● **Given passage**:
————————

# Terry Jones: Barbarians



## Dimentio (Nov 24, 2009)

YouTube - Barbarians - The Primitive Celts 1/6

What are your opinions on this series? Have the Romans distorted the history of the neighbouring peoples.


----------



## Drachir (Nov 25, 2009)

With my pathetic connection speed, I am unable to view or even download the video.  However, I can say that the Romans, like all great powers, were very good at justifying their actions by depicting those they victimized as barbaric or threatening.


----------



## Urien (Nov 25, 2009)

I enjoyed the series. Ace knows a great deal about the Romans so could offer useful info. The Romans wrote the history of their wars and they weren't big on making themselves look bad.

I think Terry Jones went a little over the top the other way, saying Romans bad, barbarians good and civilised. I suspect that by modern standards we would deem them all morally deficient; though I've never been a fan of retrofitting 21st century morals on ancient societies.

Well worth a watch though; Terry Jones is a good and interesting presenter.


----------



## Peter Graham (Nov 25, 2009)

Well said, my liege.

As we've discussed before (for which read "as I've banged on about endlessly before"), whimsical 21st Century thinking likes to portray certain tribes/peoples - and this definitely includes the Celts - as being peace-loving proto-hippies, in touch with earth energies and part of some Celestial Oneness.  Said Celestial Oneness was untimely ripp'd from them by more aggresively masculine and/or technologically advanced cultures such as the Romans.  

"Barbarian" derives (I think) from a word just meaning "bearded ones".  Although that is not a particularly offensive word, it does give an indication of how the Romans viewed other peoples.  I think we can see echoes of that mindset today in the way that some Londoners refer to things outside the capital as being "provincial", which clearly carries negative connotations without actually expressly stating them.

But Urien Gwledig is right.  Roman society and Celtic society were both capable of great beauty and great cruelty.  Being on the losing side doesn't make one any more morally superior. 

Regards,

Peter


----------



## Dimentio (Jan 17, 2010)

The Romans were not actually technologically superior to the Celts. The Celts could actually have beaten Rome if they had been unified (as their metallurgy were superior to the Romans and they thus could produce superior weapons). Celtic technological and scientific inferiority is mostly a myth created by Roman authors, amongst them Julius Caesar.


----------

————————

● **Collected material**:
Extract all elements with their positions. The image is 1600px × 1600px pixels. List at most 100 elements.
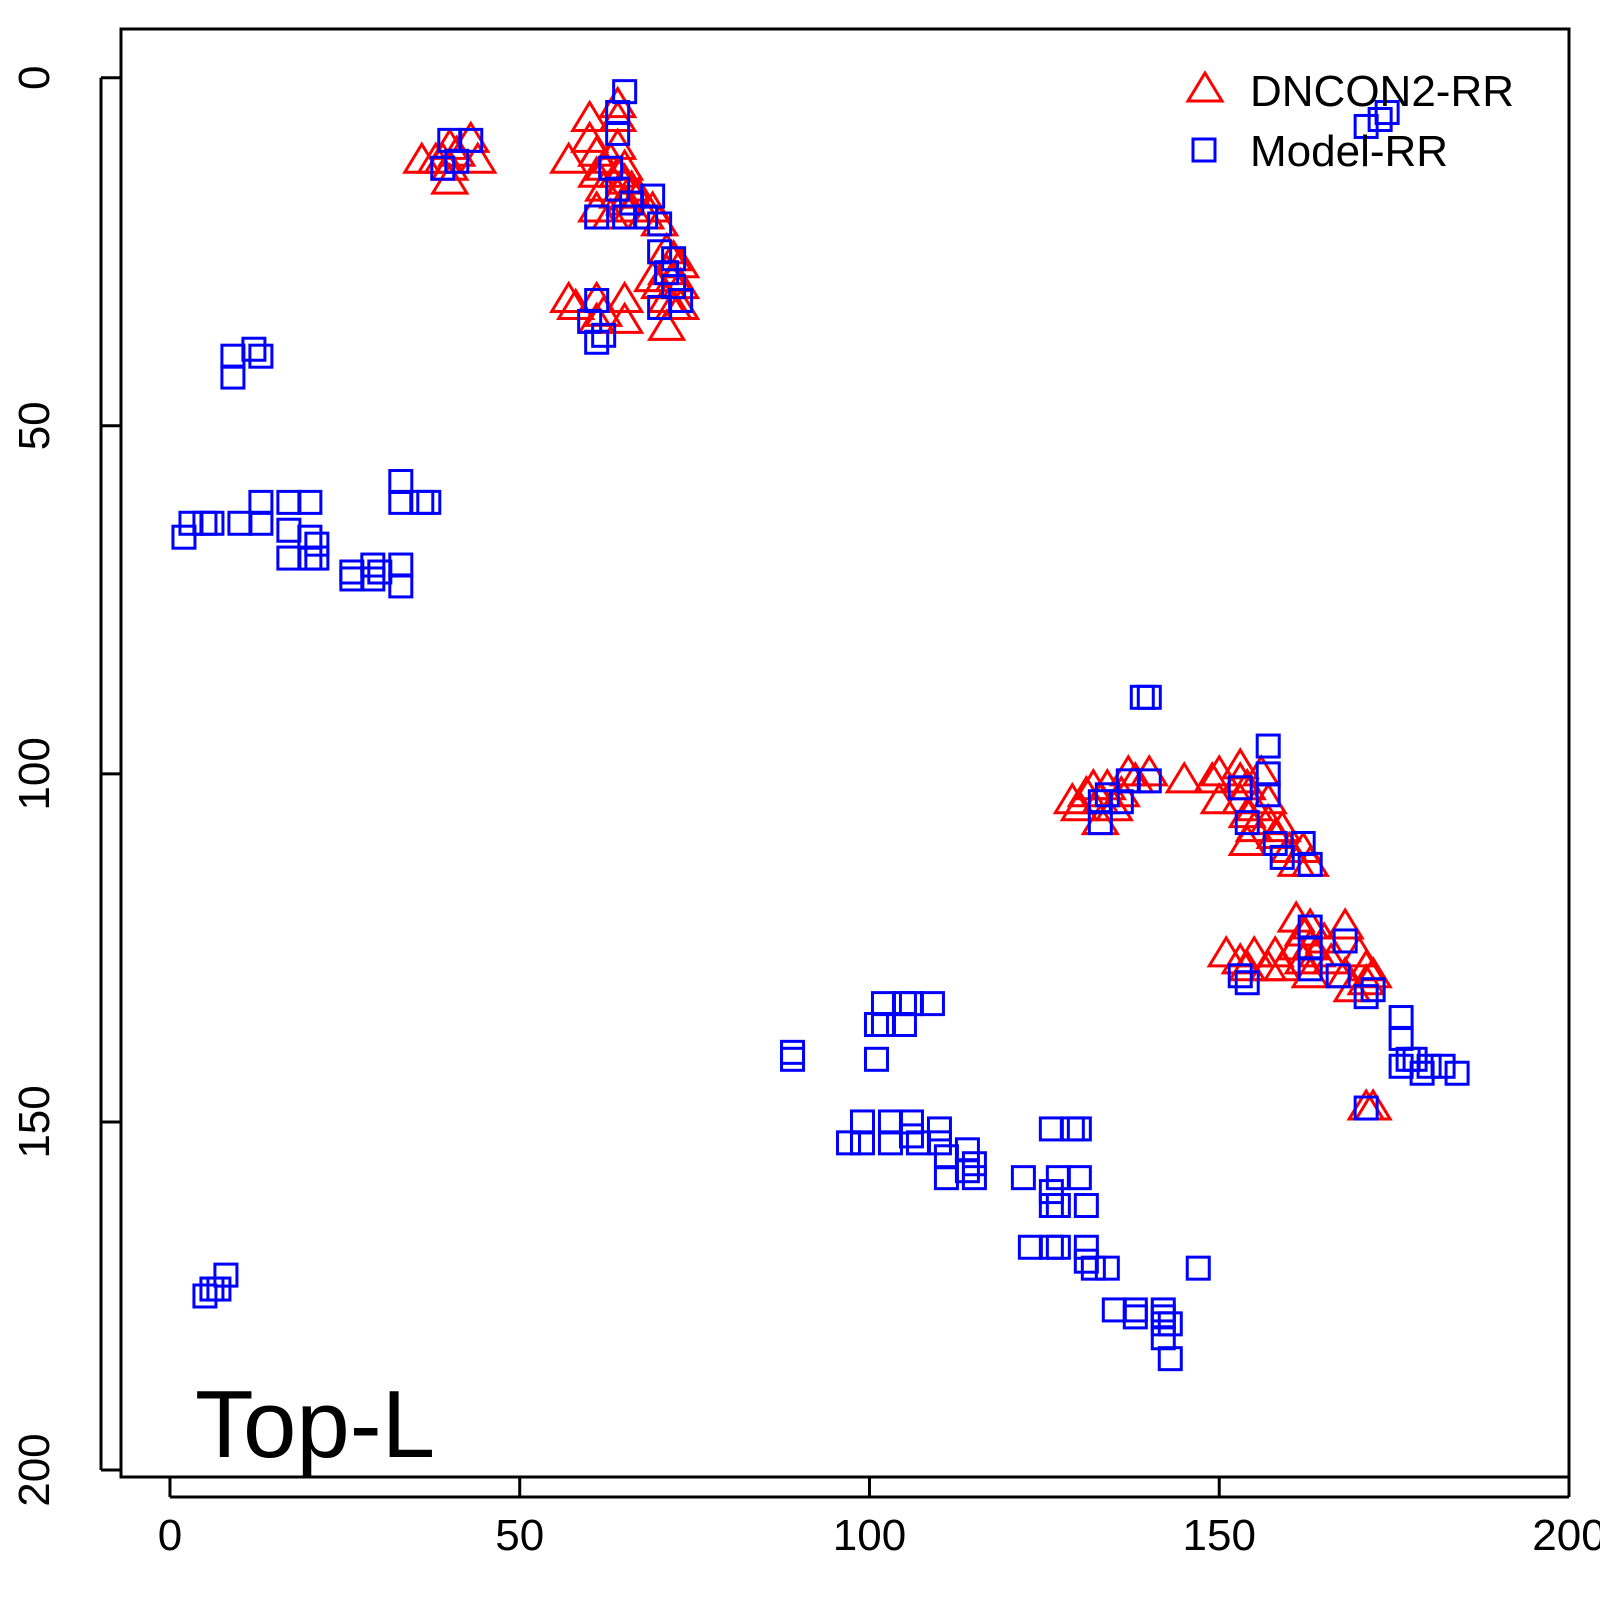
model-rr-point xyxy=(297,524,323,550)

————————

● **Challenges**:
1 – List each distinct username that appears in the post headers of the forum thread about the Barbarians series.
2 – Print the part of the forum thread about the Barbarians series from "# Terry Jones: Barbarians" to "the neighbouring peoples.".
The data is not needed for what follows.

● **Solutions to the exercise**:
1 –
Dimentio
Drachir
Urien
Peter Graham

2 –
# Terry Jones: Barbarians



## Dimentio (Nov 24, 2009)

YouTube - Barbarians - The Primitive Celts 1/6

What are your opinions on this series? Have the Romans distorted the history of the neighbouring peoples.